SHORT TASK – Provide the number of lines where the word "рабочего" occurs, and no other text.

SUPPLIED DATA –
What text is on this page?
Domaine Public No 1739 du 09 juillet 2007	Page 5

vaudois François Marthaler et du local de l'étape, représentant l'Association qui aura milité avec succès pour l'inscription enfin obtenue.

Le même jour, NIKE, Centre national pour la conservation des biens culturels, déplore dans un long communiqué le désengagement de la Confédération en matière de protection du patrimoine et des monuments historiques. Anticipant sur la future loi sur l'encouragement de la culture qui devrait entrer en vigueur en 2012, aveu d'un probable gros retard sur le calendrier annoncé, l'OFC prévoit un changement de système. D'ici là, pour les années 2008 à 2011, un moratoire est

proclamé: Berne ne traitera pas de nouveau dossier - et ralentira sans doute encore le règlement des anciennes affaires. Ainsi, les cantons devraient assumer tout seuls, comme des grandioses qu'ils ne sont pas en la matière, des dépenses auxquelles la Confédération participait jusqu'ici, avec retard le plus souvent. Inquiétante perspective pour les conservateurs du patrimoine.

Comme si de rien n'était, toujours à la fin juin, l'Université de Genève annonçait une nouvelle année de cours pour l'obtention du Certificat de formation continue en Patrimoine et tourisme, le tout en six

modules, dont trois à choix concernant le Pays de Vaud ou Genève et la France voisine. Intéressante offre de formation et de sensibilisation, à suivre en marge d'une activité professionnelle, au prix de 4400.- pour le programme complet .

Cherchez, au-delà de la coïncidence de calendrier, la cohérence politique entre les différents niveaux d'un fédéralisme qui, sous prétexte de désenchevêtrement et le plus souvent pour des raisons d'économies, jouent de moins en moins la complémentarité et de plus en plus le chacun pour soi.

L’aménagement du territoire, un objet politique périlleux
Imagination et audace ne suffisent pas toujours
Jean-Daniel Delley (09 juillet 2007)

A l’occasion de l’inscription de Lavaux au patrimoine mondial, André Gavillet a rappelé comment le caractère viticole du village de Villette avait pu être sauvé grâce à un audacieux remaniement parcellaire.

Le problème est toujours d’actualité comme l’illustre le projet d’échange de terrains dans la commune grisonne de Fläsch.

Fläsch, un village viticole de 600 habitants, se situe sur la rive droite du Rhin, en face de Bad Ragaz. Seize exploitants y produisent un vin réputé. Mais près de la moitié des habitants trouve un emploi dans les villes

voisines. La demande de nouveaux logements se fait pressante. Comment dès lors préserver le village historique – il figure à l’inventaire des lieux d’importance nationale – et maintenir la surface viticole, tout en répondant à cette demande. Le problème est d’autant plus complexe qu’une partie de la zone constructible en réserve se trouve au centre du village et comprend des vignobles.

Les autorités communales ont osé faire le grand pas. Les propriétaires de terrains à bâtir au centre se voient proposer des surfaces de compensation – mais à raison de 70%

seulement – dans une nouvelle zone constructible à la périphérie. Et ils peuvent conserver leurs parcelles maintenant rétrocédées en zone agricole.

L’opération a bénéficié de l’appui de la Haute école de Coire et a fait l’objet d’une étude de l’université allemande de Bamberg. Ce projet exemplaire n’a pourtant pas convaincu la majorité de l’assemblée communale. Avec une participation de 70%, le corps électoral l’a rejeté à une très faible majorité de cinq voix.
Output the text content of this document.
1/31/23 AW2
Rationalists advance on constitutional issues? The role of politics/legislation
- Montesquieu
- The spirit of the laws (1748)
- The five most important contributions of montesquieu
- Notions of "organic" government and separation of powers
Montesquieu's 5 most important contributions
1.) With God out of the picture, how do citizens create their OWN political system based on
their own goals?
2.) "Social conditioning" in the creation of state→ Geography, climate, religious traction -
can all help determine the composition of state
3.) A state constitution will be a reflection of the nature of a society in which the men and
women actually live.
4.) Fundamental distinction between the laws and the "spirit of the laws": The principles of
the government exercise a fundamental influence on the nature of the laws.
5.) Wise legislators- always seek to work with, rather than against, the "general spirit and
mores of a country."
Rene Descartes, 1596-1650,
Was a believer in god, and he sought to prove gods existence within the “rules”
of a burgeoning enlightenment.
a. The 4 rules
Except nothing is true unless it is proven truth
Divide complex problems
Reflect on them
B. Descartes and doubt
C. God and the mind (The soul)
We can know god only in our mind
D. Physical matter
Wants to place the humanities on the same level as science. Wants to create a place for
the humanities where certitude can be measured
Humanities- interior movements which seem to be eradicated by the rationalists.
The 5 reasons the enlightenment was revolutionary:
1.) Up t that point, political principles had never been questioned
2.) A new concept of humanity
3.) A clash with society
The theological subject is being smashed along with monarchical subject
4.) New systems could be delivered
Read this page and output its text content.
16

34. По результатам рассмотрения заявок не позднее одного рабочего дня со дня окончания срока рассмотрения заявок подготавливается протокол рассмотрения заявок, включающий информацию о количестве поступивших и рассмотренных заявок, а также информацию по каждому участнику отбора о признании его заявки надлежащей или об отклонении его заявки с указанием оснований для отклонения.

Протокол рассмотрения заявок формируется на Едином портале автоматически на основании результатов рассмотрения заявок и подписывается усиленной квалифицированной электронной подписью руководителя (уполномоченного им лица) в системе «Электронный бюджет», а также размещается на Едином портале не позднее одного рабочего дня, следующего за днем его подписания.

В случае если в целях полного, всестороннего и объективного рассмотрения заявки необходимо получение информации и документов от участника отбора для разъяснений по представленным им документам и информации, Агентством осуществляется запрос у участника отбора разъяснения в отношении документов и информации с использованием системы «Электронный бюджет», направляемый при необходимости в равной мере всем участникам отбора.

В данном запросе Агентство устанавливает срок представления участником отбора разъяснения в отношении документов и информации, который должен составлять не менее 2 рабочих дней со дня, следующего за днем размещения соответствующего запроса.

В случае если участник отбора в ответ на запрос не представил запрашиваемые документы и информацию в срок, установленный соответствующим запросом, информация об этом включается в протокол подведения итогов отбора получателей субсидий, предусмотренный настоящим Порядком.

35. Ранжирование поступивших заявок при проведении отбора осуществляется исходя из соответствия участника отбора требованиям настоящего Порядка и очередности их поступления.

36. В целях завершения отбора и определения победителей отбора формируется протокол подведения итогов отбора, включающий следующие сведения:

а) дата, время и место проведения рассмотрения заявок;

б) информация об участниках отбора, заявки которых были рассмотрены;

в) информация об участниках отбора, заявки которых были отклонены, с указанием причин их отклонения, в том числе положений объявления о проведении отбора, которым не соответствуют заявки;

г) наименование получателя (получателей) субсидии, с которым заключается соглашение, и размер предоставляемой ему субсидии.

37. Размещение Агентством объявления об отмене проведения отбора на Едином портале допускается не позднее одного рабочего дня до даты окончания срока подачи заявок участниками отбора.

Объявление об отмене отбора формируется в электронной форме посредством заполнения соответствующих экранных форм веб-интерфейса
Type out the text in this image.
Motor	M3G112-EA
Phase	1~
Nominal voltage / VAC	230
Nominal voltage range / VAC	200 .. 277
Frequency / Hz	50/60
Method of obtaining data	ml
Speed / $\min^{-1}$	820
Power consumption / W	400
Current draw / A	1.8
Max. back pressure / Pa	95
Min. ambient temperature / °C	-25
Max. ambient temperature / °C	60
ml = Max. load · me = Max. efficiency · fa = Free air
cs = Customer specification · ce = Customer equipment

ANSWER FOR THIS EXERCISE – 3